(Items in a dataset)
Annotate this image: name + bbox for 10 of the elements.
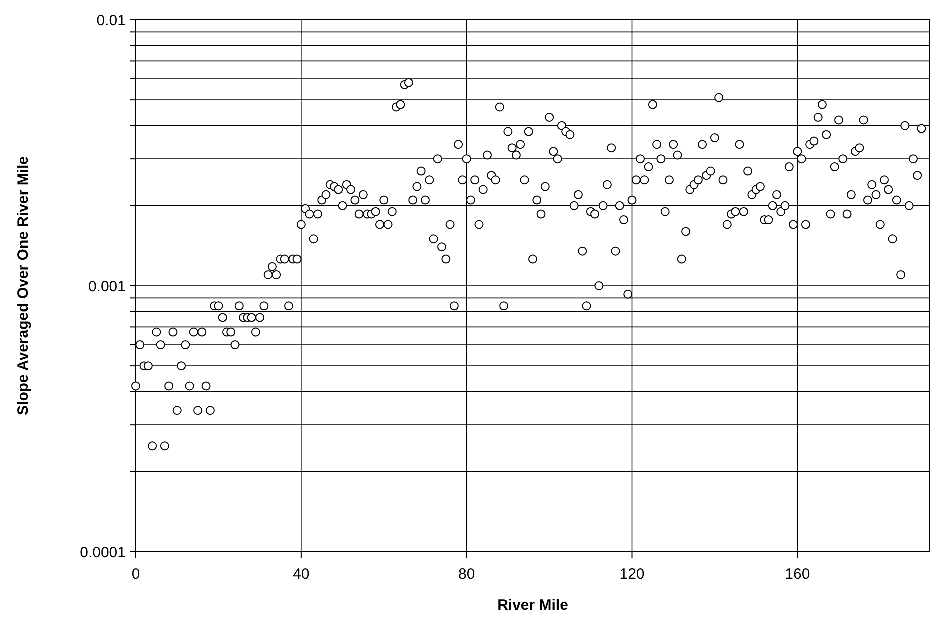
x-tick-label: 120 (620, 566, 645, 583)
y-tick-label: 0.0001 (80, 544, 126, 562)
x-tick-label: 40 (293, 566, 310, 583)
y-tick-label: 0.001 (88, 278, 126, 296)
x-tick-label: 80 (458, 566, 476, 583)
x-axis-title: River Mile (498, 597, 568, 614)
y-tick-label: 0.01 (96, 12, 126, 30)
x-tick-label: 0 (132, 566, 140, 583)
x-tick-label: 160 (785, 566, 810, 583)
y-axis-title: Slope Averaged Over One River Mile (15, 156, 32, 416)
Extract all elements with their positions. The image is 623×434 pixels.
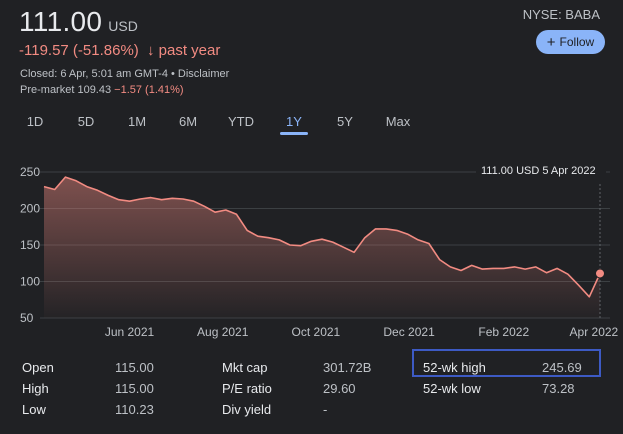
stat-52wk-low-label: 52-wk low (423, 381, 481, 396)
stat-mktcap-label: Mkt cap (222, 360, 268, 375)
price-area (44, 177, 600, 318)
premarket-price: Pre-market 109.43 (20, 84, 112, 96)
stat-divyield-value: - (323, 402, 328, 417)
tab-1m[interactable]: 1M (127, 114, 147, 129)
x-tick-label: Aug 2021 (197, 325, 249, 339)
tab-6m[interactable]: 6M (178, 114, 198, 129)
tab-1y[interactable]: 1Y (286, 114, 302, 129)
stat-mktcap-value: 301.72B (323, 360, 372, 375)
price-chart[interactable]: 250 200 150 100 50 Jun 2021 Aug 2021 Oct 2021 De… (0, 150, 623, 345)
exchange-ticker: NYSE: BABA (522, 7, 600, 22)
stat-high-label: High (22, 381, 49, 396)
y-tick-label: 200 (20, 202, 40, 216)
price-change: -119.57 (-51.86%) ↓ past year (19, 42, 220, 59)
current-price: 111.00 (19, 6, 103, 37)
stat-52wk-high-label: 52-wk high (423, 360, 486, 375)
y-tick-label: 150 (20, 238, 40, 252)
premarket-change: −1.57 (1.41%) (114, 84, 184, 96)
active-tab-indicator (280, 132, 308, 135)
stat-pe-value: 29.60 (323, 381, 356, 396)
key-stats: Open 115.00 High 115.00 Low 110.23 Mkt c… (0, 356, 623, 426)
stat-52wk-high-value: 245.69 (542, 360, 582, 375)
closed-info: Closed: 6 Apr, 5:01 am GMT-4 • Disclaime… (20, 68, 230, 80)
x-tick-label: Jun 2021 (105, 325, 155, 339)
stat-high-value: 115.00 (115, 381, 154, 396)
x-tick-label: Feb 2022 (478, 325, 529, 339)
highlight-box (412, 349, 601, 377)
tooltip-box (476, 158, 606, 182)
stat-low-value: 110.23 (115, 402, 154, 417)
stat-open-value: 115.00 (115, 360, 154, 375)
change-value: -119.57 (-51.86%) (19, 42, 139, 59)
tooltip-text: 111.00 USD 5 Apr 2022 (481, 165, 596, 177)
tab-5y[interactable]: 5Y (337, 114, 353, 129)
x-tick-label: Dec 2021 (383, 325, 435, 339)
stat-pe-label: P/E ratio (222, 381, 272, 396)
end-point-dot (595, 268, 605, 279)
y-tick-label: 50 (20, 311, 34, 325)
follow-label: Follow (559, 35, 595, 49)
x-tick-label: Oct 2021 (292, 325, 341, 339)
currency-label: USD (108, 18, 138, 34)
change-period: past year (158, 42, 221, 59)
down-arrow-icon: ↓ (146, 42, 155, 59)
premarket-info: Pre-market 109.43 −1.57 (1.41%) (20, 84, 184, 96)
price-header: 111.00 USD (19, 6, 138, 38)
stat-open-label: Open (22, 360, 54, 375)
x-tick-label: Apr 2022 (570, 325, 619, 339)
follow-button[interactable]: + Follow (536, 30, 605, 54)
range-tabs: 1D 5D 1M 6M YTD 1Y 5Y Max (0, 114, 440, 138)
tab-1d[interactable]: 1D (26, 114, 44, 129)
tab-ytd[interactable]: YTD (228, 114, 254, 129)
y-tick-label: 250 (20, 165, 40, 179)
tab-max[interactable]: Max (385, 114, 411, 129)
y-tick-label: 100 (20, 275, 40, 289)
price-line (43, 176, 601, 298)
tab-5d[interactable]: 5D (77, 114, 95, 129)
plus-icon: + (546, 33, 556, 51)
stat-divyield-label: Div yield (222, 402, 272, 417)
stat-low-label: Low (22, 402, 46, 417)
stat-52wk-low-value: 73.28 (542, 381, 575, 396)
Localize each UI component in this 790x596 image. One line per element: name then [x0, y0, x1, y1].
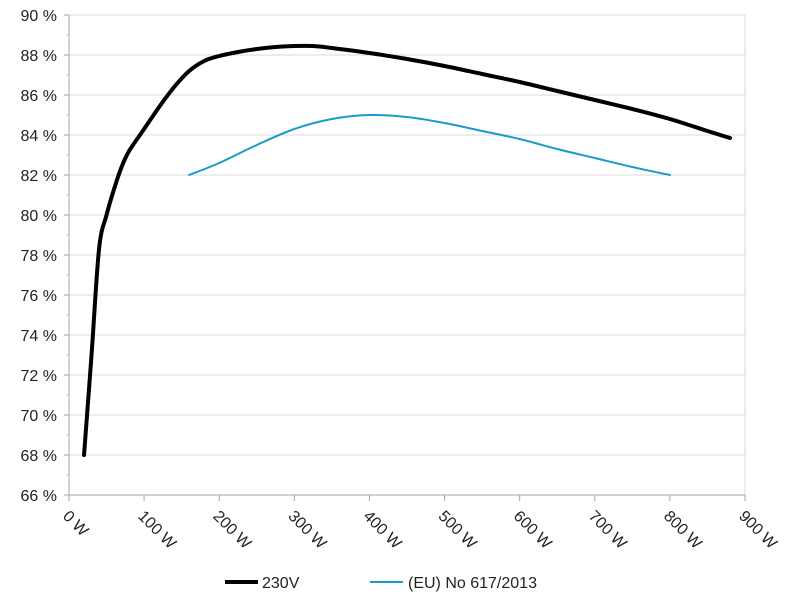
legend-label: 230V [262, 575, 300, 592]
x-tick-label: 400 W [360, 508, 405, 553]
y-tick-label: 66 % [21, 488, 57, 505]
x-tick-label: 100 W [134, 508, 179, 553]
y-tick-label: 68 % [21, 448, 57, 465]
x-tick-label: 900 W [735, 508, 780, 553]
legend: 230V (EU) No 617/2013 [225, 575, 537, 592]
x-tick-label: 600 W [510, 508, 555, 553]
y-tick-label: 90 % [21, 8, 57, 25]
x-tick-label: 700 W [585, 508, 630, 553]
series-line-reference [188, 113, 671, 176]
x-tick-label: 300 W [285, 508, 330, 553]
y-tick-label: 80 % [21, 208, 57, 225]
x-tick-label: 800 W [660, 508, 705, 553]
series-lines [82, 43, 732, 457]
x-tick-label: 0 W [59, 508, 92, 541]
x-tick-labels: 0 W 100 W 200 W 300 W 400 W 500 W 600 W 700 W 80… [59, 508, 780, 553]
y-tick-label: 82 % [21, 168, 57, 185]
y-tick-label: 86 % [21, 88, 57, 105]
y-tick-label: 84 % [21, 128, 57, 145]
legend-label: (EU) No 617/2013 [408, 575, 537, 592]
y-tick-label: 72 % [21, 368, 57, 385]
series-line-primary [82, 43, 732, 457]
axes [64, 14, 746, 501]
y-tick-label: 70 % [21, 408, 57, 425]
x-tick-label: 200 W [209, 508, 254, 553]
gridlines [69, 14, 746, 495]
y-tick-label: 78 % [21, 248, 57, 265]
x-tick-label: 500 W [435, 508, 480, 553]
y-tick-labels: 66 % 68 % 70 % 72 % 74 % 76 % 78 % 80 % 82 % 84 %… [21, 8, 57, 505]
y-tick-label: 76 % [21, 288, 57, 305]
y-tick-label: 74 % [21, 328, 57, 345]
y-tick-label: 88 % [21, 48, 57, 65]
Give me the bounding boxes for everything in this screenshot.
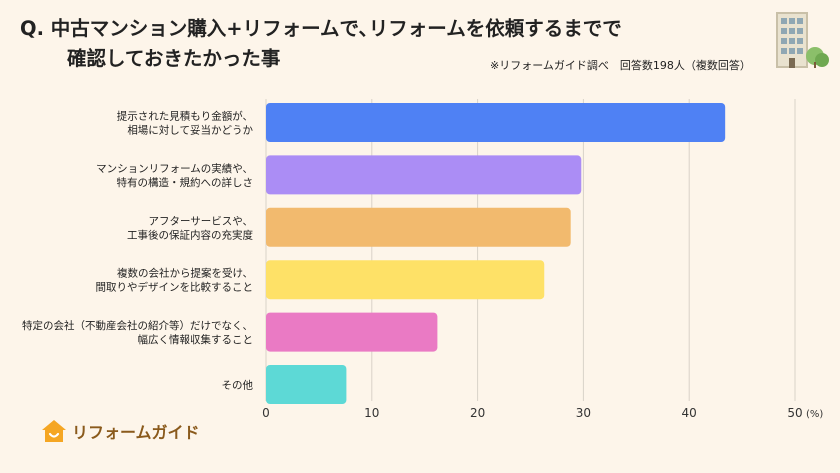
- x-tick-label: 10: [364, 406, 379, 420]
- source-note: ※リフォームガイド調べ 回答数198人（複数回答）: [490, 59, 751, 72]
- category-label: 複数の会社から提案を受け、: [117, 267, 253, 280]
- category-label: 間取りやデザインを比較すること: [96, 281, 254, 294]
- bar: [266, 312, 438, 352]
- logo-text: リフォームガイド: [72, 423, 200, 442]
- category-label: 提示された見積もり金額が、: [117, 110, 253, 123]
- x-tick-label: 20: [470, 406, 485, 420]
- x-axis-unit: (%): [806, 409, 823, 420]
- category-label: マンションリフォームの実績や、: [96, 162, 253, 175]
- chart-title-line2: 確認しておきたかった事: [67, 47, 281, 70]
- chart-title-line1: Q. 中古マンション購入+リフォームで､リフォームを依頼するまでで: [20, 17, 622, 40]
- bar: [266, 365, 347, 404]
- x-tick-label: 50: [787, 406, 802, 420]
- bar: [266, 207, 571, 247]
- category-label: 特定の会社（不動産会社の紹介等）だけでなく、: [22, 319, 253, 332]
- category-label: その他: [222, 379, 254, 392]
- x-tick-label: 30: [576, 406, 591, 420]
- house-icon: [42, 420, 66, 442]
- bar: [266, 103, 726, 142]
- x-tick-label: 0: [262, 406, 270, 420]
- x-tick-label: 40: [682, 406, 697, 420]
- building-icon: [770, 10, 830, 72]
- category-label: アフターサービスや、: [149, 215, 253, 227]
- chart-title: Q. 中古マンション購入+リフォームで､リフォームを依頼するまでで 確認しておき…: [20, 14, 720, 74]
- category-label: 特有の構造・規約への詳しさ: [117, 176, 254, 189]
- bar: [266, 260, 545, 300]
- logo: リフォームガイド: [40, 418, 200, 444]
- category-label: 幅広く情報収集すること: [138, 333, 254, 346]
- bar: [266, 155, 582, 195]
- category-label: 工事後の保証内容の充実度: [127, 228, 253, 241]
- category-label: 相場に対して妥当かどうか: [127, 124, 253, 137]
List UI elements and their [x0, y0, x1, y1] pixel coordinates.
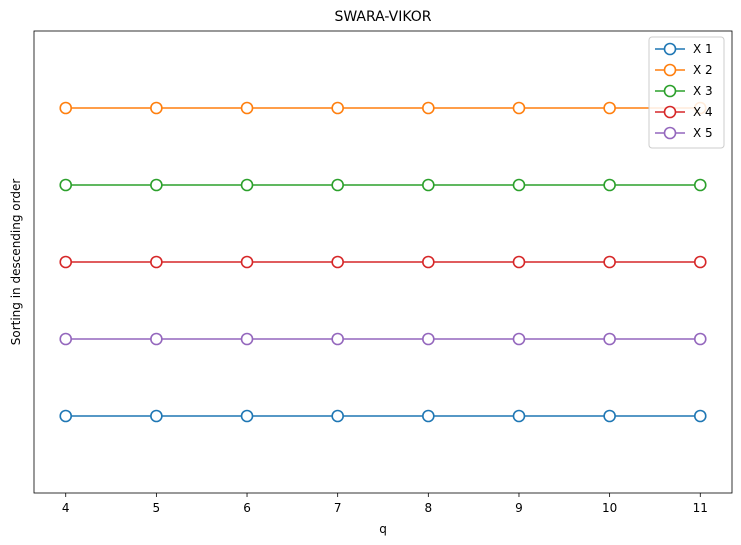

WHAT TO DO:
Copy out the listing word for word, from its first line through the line containing "Extract all elements", leaving out the picture.

TASK SOLUTION:
Annotate this image: name + bbox for 10 of the elements.
x-tick-label: 120 (620, 566, 645, 583)
y-tick-label: 0.0001 (80, 544, 126, 562)
x-tick-label: 40 (293, 566, 310, 583)
y-tick-label: 0.001 (88, 278, 126, 296)
x-tick-label: 80 (458, 566, 476, 583)
x-axis-title: River Mile (498, 597, 568, 614)
y-tick-label: 0.01 (96, 12, 126, 30)
x-tick-label: 0 (132, 566, 140, 583)
x-tick-label: 160 (785, 566, 810, 583)
y-axis-title: Slope Averaged Over One River Mile (15, 156, 32, 416)
Extract all elements with their positions. The image is 623×434 pixels.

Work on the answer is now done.